EXERCISE ::
Every line that contains "Calculated" counts once; give the total number of such lines, with no other words.

** Start **

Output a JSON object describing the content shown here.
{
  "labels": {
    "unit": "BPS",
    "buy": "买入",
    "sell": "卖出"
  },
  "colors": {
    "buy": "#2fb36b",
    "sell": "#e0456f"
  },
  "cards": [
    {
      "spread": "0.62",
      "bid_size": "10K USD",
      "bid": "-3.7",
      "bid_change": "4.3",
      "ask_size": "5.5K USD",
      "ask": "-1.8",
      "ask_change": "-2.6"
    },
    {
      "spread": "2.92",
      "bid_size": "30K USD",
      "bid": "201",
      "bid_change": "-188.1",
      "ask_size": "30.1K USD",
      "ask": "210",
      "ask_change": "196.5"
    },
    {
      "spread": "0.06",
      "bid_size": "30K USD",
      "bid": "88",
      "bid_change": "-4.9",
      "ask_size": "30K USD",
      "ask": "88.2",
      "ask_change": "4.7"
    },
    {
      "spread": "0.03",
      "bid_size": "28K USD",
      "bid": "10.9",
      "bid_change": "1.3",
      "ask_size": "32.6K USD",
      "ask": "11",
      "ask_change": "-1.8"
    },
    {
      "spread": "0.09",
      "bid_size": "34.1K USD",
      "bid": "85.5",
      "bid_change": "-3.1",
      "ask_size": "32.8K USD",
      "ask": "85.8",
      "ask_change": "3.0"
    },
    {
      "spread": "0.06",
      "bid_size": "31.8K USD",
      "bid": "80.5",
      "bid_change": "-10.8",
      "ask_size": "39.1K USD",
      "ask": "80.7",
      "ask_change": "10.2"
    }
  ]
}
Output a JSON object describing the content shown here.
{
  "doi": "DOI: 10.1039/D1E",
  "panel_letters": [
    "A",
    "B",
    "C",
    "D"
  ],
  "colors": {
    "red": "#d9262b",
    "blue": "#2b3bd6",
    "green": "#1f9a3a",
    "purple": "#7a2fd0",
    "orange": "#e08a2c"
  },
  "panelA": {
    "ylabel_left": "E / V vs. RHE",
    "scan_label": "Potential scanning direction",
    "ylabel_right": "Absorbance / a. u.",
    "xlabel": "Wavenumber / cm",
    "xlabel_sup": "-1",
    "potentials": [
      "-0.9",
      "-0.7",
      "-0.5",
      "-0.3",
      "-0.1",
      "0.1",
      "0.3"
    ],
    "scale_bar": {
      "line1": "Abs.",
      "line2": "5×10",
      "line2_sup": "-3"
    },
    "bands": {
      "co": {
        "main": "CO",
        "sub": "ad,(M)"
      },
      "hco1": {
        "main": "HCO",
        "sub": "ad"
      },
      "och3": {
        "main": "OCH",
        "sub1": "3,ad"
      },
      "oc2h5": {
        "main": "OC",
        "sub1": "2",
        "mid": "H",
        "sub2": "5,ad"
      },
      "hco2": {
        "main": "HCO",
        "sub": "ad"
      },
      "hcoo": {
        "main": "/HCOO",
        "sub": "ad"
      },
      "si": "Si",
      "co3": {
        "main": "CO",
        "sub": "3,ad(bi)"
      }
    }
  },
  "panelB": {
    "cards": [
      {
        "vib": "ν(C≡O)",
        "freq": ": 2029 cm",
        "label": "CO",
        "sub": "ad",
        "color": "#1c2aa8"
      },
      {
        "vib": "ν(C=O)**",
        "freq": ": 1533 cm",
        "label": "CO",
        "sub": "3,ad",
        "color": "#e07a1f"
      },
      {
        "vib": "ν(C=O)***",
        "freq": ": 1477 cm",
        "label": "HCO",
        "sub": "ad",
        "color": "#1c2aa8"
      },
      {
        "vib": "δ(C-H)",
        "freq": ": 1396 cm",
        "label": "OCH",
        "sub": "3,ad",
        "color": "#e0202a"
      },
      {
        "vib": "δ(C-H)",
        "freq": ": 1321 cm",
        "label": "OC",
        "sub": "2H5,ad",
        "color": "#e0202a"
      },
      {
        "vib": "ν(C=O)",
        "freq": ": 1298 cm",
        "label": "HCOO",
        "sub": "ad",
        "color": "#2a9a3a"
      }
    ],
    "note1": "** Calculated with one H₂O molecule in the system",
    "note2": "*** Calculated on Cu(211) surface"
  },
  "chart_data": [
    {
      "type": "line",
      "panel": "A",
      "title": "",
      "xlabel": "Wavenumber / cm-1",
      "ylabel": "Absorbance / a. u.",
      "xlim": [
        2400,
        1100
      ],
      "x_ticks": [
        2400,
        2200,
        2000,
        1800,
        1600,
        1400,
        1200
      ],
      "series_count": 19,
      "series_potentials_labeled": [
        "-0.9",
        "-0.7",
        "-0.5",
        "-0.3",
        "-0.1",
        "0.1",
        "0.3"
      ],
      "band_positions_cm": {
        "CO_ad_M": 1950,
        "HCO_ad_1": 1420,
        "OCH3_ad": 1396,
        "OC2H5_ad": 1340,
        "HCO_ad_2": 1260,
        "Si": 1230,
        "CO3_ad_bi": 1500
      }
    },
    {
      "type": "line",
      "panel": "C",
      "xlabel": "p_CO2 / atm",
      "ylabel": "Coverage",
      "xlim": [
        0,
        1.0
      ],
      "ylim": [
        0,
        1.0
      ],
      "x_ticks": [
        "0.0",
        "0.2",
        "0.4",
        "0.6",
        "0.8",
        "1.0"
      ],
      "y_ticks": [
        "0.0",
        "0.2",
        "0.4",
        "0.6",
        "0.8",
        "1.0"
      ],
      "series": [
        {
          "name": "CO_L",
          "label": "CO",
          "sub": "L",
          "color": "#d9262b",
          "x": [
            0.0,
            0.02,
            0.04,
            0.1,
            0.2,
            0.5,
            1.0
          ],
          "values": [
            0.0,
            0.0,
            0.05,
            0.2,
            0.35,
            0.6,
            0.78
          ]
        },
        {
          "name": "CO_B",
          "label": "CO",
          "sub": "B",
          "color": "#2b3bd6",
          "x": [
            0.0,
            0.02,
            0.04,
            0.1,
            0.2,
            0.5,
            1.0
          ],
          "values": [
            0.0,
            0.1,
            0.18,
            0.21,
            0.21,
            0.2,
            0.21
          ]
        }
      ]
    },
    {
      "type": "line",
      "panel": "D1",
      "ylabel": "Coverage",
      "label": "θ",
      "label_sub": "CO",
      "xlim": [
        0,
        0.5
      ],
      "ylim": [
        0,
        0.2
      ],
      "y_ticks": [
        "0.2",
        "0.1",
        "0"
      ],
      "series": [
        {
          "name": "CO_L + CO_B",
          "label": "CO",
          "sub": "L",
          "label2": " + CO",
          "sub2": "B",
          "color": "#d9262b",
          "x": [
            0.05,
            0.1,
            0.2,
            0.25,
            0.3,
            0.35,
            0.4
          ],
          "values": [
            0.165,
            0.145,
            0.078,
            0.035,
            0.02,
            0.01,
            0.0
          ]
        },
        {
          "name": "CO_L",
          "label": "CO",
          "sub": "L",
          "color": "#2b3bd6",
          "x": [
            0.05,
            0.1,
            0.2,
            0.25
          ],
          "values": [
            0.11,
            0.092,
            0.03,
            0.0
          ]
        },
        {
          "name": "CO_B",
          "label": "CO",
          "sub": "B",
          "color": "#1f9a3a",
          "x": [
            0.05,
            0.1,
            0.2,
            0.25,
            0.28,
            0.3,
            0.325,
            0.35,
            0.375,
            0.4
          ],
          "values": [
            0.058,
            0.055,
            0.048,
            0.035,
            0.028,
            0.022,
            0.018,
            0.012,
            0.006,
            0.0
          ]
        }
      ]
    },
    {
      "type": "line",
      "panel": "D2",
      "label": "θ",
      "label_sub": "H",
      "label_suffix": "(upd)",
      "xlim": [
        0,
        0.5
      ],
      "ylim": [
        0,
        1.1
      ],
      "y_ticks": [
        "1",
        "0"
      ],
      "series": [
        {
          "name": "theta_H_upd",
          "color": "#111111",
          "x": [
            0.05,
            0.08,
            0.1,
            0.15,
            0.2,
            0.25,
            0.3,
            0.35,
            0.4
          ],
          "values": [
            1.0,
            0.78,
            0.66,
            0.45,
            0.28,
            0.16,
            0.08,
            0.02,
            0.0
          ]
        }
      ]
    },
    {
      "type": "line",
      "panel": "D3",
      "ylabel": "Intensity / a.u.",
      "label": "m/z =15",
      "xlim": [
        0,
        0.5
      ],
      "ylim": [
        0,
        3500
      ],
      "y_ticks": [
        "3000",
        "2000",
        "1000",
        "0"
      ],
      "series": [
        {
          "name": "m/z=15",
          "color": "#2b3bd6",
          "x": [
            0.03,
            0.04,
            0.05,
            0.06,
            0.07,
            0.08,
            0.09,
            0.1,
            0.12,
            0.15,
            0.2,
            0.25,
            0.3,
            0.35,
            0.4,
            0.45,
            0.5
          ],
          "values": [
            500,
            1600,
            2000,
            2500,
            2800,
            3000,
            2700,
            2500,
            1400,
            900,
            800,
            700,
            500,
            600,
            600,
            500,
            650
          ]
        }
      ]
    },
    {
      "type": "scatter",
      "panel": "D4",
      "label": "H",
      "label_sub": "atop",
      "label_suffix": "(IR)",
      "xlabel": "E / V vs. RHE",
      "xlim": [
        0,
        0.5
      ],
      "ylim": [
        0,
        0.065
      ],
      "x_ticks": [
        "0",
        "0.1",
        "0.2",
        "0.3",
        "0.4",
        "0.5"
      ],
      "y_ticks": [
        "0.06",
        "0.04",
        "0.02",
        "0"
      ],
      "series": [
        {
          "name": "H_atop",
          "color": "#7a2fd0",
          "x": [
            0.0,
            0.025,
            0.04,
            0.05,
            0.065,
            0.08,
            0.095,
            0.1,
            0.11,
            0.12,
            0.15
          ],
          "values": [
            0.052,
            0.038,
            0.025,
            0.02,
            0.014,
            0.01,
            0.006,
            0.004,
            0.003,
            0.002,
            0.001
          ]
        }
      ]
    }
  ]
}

** End **

ANSWER FOR THE TASK ::
2